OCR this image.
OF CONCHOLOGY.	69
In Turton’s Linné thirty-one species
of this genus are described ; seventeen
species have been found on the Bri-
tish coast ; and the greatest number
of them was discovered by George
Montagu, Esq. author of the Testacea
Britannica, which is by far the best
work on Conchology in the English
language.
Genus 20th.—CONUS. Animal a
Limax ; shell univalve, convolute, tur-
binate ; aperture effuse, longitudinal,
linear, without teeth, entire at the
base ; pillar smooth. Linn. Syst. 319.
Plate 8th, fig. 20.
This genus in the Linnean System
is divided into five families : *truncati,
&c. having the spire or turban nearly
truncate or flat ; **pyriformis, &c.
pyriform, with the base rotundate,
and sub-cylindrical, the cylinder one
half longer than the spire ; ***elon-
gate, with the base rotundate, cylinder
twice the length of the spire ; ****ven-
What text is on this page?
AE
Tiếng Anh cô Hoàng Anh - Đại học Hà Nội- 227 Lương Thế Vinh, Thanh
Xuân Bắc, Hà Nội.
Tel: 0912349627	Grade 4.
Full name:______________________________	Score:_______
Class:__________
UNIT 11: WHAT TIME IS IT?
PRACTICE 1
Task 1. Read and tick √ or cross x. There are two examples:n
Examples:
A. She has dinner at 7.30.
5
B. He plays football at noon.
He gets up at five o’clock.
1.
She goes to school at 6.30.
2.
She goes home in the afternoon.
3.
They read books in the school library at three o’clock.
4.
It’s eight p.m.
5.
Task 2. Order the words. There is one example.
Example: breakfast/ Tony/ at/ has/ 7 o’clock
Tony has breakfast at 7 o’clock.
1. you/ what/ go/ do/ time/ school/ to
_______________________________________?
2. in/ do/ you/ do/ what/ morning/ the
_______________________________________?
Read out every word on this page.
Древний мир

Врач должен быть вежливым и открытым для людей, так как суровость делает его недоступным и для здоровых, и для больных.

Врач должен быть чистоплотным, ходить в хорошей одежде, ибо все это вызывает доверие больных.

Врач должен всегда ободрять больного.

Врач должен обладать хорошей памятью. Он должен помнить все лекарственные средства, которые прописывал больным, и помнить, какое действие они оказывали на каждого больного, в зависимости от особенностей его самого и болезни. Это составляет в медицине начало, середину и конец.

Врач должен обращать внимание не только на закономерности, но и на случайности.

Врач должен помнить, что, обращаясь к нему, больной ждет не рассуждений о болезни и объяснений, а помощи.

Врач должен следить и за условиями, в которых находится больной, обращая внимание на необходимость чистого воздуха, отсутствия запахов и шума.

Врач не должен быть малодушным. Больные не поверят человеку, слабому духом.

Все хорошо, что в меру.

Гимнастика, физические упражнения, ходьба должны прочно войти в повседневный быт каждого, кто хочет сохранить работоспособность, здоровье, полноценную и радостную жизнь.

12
────────
Your task>
Copy each line that holds the word "spire".

Task result>
&c. having the spire or turban nearly
half longer than the spire ; ***elon-
twice the length of the spire ; ****ven-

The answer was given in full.